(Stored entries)
----------

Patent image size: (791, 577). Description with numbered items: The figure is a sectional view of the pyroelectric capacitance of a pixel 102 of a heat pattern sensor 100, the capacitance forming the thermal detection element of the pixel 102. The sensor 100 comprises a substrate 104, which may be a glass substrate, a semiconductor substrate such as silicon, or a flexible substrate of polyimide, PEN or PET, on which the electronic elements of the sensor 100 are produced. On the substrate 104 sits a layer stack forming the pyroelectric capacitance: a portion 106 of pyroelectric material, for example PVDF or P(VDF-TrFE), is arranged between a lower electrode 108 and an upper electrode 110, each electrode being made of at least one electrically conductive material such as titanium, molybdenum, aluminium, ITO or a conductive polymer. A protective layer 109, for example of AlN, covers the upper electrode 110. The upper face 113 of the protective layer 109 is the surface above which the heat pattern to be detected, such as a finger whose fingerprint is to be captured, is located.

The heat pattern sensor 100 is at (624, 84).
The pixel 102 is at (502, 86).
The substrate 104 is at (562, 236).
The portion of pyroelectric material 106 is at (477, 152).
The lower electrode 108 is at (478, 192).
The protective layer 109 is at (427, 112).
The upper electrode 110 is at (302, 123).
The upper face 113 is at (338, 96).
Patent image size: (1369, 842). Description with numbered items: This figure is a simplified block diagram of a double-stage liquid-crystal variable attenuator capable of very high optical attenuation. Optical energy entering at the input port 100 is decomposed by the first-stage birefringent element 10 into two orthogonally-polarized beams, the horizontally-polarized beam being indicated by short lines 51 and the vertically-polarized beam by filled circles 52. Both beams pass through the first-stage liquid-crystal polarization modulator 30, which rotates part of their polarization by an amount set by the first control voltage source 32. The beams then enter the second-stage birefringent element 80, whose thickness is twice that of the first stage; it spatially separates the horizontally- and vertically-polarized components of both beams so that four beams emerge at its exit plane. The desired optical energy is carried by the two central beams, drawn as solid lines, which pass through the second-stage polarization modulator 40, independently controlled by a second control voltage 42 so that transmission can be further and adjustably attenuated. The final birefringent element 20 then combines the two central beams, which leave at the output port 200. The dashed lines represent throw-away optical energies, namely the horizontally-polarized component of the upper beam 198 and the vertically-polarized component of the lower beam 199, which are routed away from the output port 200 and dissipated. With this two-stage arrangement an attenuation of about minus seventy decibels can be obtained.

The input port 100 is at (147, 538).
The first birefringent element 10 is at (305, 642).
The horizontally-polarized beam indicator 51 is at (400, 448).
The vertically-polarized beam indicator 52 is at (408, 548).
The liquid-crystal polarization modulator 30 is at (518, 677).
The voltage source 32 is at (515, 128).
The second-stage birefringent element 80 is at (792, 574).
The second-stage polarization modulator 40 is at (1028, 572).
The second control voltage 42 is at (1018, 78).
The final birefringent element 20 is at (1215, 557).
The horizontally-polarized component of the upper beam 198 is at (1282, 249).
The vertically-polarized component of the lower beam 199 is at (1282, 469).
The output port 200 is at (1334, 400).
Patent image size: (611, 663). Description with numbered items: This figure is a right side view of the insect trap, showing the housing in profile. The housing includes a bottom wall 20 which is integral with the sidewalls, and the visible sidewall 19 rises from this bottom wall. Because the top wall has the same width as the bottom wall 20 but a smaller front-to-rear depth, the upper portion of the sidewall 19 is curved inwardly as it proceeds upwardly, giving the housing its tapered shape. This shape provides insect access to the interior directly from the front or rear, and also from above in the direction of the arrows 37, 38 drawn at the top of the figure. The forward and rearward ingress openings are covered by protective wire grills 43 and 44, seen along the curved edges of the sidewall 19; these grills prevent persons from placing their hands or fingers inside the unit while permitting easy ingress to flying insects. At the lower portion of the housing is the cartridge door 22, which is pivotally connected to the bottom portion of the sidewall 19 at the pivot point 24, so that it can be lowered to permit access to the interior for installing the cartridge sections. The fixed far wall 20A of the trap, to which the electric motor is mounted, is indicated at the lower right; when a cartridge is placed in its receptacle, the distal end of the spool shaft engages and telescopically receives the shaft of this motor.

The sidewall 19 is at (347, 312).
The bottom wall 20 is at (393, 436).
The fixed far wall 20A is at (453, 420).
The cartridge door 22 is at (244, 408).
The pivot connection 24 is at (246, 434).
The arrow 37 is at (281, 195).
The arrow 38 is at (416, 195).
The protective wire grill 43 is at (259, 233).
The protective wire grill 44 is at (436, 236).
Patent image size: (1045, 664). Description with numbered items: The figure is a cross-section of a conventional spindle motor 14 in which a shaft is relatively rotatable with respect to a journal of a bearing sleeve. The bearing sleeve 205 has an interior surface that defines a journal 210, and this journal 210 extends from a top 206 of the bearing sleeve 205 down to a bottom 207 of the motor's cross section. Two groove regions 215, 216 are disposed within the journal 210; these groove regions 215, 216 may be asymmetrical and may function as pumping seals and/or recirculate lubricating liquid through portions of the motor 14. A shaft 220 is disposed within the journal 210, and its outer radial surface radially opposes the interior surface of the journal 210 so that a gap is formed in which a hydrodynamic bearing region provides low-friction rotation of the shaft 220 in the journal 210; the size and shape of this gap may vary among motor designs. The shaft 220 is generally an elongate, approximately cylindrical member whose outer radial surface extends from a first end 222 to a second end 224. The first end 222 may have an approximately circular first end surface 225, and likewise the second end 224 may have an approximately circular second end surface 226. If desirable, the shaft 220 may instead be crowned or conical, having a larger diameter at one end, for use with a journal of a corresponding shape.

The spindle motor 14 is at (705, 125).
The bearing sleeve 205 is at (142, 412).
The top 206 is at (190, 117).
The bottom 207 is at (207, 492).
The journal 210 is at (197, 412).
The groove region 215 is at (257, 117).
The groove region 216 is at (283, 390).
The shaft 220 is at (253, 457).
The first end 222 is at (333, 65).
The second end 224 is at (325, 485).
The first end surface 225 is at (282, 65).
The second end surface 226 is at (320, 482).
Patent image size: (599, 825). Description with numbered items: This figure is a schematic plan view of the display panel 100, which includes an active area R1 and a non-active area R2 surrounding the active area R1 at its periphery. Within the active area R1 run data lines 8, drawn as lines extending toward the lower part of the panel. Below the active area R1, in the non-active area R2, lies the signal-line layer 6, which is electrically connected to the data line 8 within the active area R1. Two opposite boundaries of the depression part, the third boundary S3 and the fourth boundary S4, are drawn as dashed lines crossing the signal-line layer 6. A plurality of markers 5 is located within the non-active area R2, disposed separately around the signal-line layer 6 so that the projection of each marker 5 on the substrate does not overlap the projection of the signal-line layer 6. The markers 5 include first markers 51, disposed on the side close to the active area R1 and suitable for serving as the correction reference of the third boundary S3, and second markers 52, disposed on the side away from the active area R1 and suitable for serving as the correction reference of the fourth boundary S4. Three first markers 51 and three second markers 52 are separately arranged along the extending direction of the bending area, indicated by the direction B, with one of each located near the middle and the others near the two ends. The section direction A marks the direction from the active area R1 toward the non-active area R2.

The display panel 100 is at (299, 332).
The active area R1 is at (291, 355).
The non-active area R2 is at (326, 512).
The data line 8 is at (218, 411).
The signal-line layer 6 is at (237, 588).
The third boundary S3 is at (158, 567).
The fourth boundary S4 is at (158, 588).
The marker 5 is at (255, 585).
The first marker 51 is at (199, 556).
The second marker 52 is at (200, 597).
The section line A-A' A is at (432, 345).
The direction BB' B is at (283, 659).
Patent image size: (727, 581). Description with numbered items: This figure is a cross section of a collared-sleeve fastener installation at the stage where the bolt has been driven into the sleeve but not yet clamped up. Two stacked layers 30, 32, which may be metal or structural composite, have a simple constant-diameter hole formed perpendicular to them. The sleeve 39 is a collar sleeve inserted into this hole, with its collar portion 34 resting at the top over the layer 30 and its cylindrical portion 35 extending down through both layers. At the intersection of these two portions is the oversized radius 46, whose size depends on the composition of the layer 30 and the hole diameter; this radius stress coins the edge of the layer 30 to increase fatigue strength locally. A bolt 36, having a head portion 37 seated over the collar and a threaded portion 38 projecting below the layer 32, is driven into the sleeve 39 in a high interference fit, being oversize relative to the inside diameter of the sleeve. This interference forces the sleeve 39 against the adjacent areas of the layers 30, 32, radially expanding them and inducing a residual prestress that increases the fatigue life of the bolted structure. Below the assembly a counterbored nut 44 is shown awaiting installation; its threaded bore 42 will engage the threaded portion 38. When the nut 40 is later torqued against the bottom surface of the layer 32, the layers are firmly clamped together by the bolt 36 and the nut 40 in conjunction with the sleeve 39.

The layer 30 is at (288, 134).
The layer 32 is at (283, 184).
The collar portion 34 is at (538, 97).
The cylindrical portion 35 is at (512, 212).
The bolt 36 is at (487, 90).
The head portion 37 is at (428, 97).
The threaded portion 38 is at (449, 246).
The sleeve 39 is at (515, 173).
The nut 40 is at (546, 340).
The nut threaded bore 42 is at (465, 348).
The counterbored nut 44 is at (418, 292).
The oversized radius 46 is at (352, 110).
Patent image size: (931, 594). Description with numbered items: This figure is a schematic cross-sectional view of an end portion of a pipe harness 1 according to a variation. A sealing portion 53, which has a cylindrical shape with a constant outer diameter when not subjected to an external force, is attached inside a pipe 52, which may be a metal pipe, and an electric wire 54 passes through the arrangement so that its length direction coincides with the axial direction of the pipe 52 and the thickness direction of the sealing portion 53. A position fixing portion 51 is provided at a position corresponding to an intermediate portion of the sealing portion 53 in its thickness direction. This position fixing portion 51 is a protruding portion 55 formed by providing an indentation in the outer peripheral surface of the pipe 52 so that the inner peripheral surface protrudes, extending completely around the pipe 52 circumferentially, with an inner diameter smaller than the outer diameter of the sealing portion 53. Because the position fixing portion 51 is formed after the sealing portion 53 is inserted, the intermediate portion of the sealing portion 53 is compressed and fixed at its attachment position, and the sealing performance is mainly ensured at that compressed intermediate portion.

----------

> WORK TO DO
Show every row above that contains the string "material", matching case exactly.

> TASK OUTPUT
Patent image size: (791, 577). Description with numbered items: The figure is a sectional view of the pyroelectric capacitance of a pixel 102 of a heat pattern sensor 100, the capacitance forming the thermal detection element of the pixel 102. The sensor 100 comprises a substrate 104, which may be a glass substrate, a semiconductor substrate such as silicon, or a flexible substrate of polyimide, PEN or PET, on which the electronic elements of the sensor 100 are produced. On the substrate 104 sits a layer stack forming the pyroelectric capacitance: a portion 106 of pyroelectric material, for example PVDF or P(VDF-TrFE), is arranged between a lower electrode 108 and an upper electrode 110, each electrode being made of at least one electrically conductive material such as titanium, molybdenum, aluminium, ITO or a conductive polymer. A protective layer 109, for example of AlN, covers the upper electrode 110. The upper face 113 of the protective layer 109 is the surface above which the heat pattern to be detected, such as a finger whose fingerprint is to be captured, is located.
The portion of pyroelectric material 106 is at (477, 152).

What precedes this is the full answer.